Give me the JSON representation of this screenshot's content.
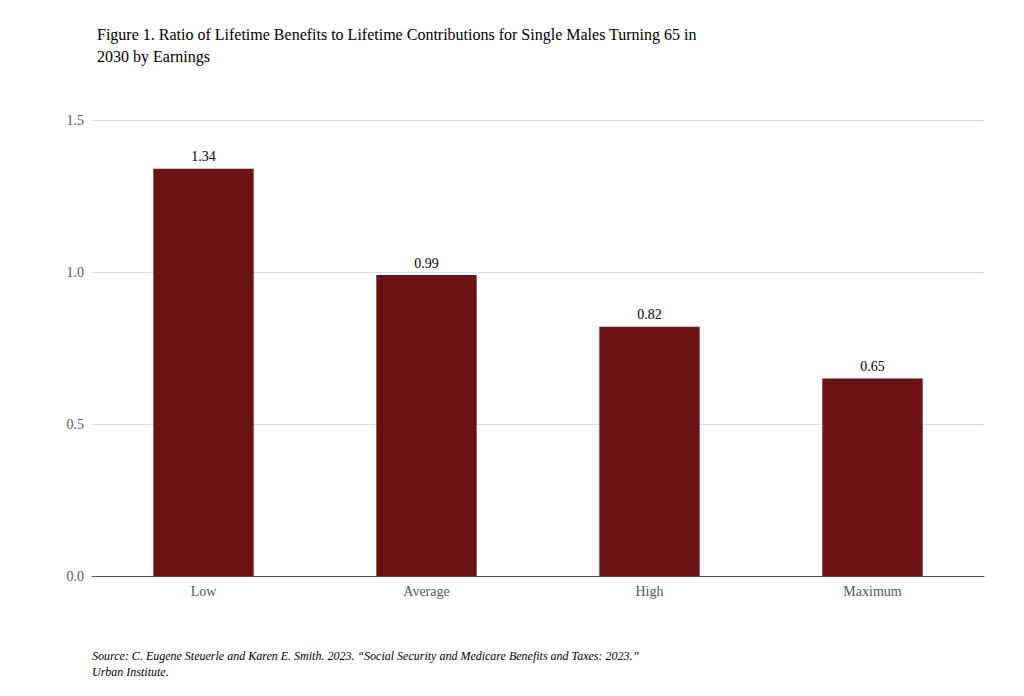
{
  "chart_data": {
    "type": "bar",
    "title": "Figure 1. Ratio of Lifetime Benefits to Lifetime Contributions for Single Males Turning 65 in\n2030 by Earnings",
    "categories": [
      "Low",
      "Average",
      "High",
      "Maximum"
    ],
    "values": [
      1.34,
      0.99,
      0.82,
      0.65
    ],
    "color": "#6B1212",
    "ylim": [
      0,
      1.5
    ],
    "yticks": [
      {
        "value": 0,
        "label": "0.0"
      },
      0.5,
      {
        "value": 1,
        "label": "1.0"
      },
      1.5
    ],
    "grid": true,
    "data_labels": true,
    "annotations": [
      "Source: C. Eugene Steuerle and Karen E. Smith. 2023. “Social Security and Medicare Benefits and Taxes: 2023.”\nUrban Institute."
    ]
  }
}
____________
→ WHAT IS ASKED
Give only a number: how many lines of the data hold the string "Benefits"?

→ WORKED ANSWER
2